▸ Work required
Only the lines from the one containing "Output the text content of this document." through the last line below should be written out, exactly and with both ends kept.

▸ The input
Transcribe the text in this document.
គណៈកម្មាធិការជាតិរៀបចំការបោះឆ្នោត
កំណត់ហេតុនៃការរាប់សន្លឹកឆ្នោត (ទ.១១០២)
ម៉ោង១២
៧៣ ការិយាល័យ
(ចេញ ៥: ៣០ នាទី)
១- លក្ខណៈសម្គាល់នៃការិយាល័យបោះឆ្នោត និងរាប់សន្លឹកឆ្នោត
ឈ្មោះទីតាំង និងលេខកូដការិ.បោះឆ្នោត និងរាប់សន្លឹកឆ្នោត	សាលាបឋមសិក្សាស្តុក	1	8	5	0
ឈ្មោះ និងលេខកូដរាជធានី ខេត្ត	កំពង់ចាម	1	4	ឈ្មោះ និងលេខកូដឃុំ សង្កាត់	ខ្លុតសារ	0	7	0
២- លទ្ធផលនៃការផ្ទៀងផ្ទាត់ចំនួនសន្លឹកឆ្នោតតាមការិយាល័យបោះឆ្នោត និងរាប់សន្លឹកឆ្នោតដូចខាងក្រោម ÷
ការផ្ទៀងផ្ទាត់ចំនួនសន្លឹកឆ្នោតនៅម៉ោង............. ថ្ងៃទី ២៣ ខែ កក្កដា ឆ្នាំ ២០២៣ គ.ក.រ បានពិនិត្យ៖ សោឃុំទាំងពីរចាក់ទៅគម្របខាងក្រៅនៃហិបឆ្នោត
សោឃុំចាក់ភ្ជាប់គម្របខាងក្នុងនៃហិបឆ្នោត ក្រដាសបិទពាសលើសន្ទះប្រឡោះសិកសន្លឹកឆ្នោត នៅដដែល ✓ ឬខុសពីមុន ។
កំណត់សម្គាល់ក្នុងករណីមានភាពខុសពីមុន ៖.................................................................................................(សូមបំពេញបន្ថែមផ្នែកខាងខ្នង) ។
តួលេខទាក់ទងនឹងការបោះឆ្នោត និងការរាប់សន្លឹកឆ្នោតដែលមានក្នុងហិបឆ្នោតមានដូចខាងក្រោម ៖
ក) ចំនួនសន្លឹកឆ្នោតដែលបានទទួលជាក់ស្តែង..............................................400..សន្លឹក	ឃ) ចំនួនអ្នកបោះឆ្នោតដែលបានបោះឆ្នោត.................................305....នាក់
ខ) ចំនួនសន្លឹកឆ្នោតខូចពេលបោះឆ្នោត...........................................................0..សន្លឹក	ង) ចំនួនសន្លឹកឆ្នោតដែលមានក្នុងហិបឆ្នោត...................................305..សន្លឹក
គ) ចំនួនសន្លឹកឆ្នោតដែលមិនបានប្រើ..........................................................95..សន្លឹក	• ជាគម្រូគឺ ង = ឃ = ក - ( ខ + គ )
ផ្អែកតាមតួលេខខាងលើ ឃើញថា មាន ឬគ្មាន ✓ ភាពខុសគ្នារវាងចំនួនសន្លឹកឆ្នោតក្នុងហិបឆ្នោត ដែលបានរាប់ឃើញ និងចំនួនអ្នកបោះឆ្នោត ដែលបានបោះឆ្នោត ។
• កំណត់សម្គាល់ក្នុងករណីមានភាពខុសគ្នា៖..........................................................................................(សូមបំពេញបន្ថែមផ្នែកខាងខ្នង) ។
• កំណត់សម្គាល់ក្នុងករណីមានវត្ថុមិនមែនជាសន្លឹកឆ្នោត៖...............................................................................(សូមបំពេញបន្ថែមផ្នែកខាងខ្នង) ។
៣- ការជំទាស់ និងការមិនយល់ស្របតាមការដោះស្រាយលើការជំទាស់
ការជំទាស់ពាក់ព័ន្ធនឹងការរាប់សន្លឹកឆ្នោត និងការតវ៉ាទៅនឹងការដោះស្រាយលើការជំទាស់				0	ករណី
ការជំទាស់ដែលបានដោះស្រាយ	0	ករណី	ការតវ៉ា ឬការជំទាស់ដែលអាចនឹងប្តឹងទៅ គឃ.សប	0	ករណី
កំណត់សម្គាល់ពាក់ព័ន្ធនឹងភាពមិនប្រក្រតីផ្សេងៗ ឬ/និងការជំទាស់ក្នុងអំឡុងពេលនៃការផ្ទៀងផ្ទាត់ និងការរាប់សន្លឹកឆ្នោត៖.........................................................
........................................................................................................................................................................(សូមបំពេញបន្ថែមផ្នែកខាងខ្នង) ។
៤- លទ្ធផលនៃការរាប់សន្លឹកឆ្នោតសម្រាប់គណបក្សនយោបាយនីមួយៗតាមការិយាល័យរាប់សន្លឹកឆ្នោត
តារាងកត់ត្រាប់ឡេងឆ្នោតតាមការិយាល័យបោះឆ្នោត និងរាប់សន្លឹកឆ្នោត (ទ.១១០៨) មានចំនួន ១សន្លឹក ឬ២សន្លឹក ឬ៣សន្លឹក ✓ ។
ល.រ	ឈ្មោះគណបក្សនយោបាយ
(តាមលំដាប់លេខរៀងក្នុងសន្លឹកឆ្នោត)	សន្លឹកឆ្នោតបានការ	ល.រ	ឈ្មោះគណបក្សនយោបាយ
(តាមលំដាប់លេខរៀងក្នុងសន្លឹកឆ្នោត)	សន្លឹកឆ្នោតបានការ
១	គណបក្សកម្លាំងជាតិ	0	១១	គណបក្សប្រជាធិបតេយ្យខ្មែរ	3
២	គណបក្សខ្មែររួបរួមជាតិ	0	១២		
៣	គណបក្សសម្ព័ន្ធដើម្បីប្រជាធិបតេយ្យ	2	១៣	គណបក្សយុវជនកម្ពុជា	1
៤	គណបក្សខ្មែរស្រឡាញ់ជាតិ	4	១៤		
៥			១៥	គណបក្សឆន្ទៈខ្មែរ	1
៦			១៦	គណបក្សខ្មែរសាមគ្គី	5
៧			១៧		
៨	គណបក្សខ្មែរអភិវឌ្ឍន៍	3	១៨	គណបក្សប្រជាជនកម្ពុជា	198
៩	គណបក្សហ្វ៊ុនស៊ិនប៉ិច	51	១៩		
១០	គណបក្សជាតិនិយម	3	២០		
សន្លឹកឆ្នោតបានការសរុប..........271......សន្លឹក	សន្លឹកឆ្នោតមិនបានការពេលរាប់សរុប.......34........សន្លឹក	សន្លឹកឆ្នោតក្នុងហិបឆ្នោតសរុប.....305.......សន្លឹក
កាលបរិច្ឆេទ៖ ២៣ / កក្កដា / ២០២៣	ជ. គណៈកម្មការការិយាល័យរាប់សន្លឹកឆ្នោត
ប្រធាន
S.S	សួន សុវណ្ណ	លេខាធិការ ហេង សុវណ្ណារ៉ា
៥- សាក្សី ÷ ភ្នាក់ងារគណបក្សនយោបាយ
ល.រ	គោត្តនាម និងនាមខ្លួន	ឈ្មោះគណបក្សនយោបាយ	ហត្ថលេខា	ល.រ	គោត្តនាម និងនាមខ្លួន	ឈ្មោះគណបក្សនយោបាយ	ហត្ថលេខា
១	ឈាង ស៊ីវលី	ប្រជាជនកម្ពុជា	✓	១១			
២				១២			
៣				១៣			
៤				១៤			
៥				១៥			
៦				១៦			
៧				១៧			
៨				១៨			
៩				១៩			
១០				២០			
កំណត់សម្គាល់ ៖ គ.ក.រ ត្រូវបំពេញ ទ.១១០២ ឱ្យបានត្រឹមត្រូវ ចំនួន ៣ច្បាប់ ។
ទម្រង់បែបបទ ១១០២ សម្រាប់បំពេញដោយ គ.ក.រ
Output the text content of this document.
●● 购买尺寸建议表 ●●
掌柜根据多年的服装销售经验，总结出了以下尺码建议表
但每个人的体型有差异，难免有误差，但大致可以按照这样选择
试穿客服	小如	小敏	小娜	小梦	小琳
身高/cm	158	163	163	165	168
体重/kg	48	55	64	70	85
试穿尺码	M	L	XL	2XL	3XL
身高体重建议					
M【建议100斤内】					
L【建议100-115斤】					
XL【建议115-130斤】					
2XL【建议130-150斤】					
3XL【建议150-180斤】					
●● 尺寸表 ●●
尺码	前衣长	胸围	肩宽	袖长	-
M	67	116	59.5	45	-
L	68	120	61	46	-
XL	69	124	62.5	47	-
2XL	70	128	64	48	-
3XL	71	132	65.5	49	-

▸ Solution
Output the text content of this document.
●● 购买尺寸建议表 ●●
掌柜根据多年的服装销售经验，总结出了以下尺码建议表
但每个人的体型有差异，难免有误差，但大致可以按照这样选择
试穿客服	小如	小敏	小娜	小梦	小琳
身高/cm	158	163	163	165	168
体重/kg	48	55	64	70	85
试穿尺码	M	L	XL	2XL	3XL
身高体重建议					
M【建议100斤内】					
L【建议100-115斤】					
XL【建议115-130斤】					
2XL【建议130-150斤】					
3XL【建议150-180斤】					
●● 尺寸表 ●●
尺码	前衣长	胸围	肩宽	袖长	-
M	67	116	59.5	45	-
L	68	120	61	46	-
XL	69	124	62.5	47	-
2XL	70	128	64	48	-
3XL	71	132	65.5	49	-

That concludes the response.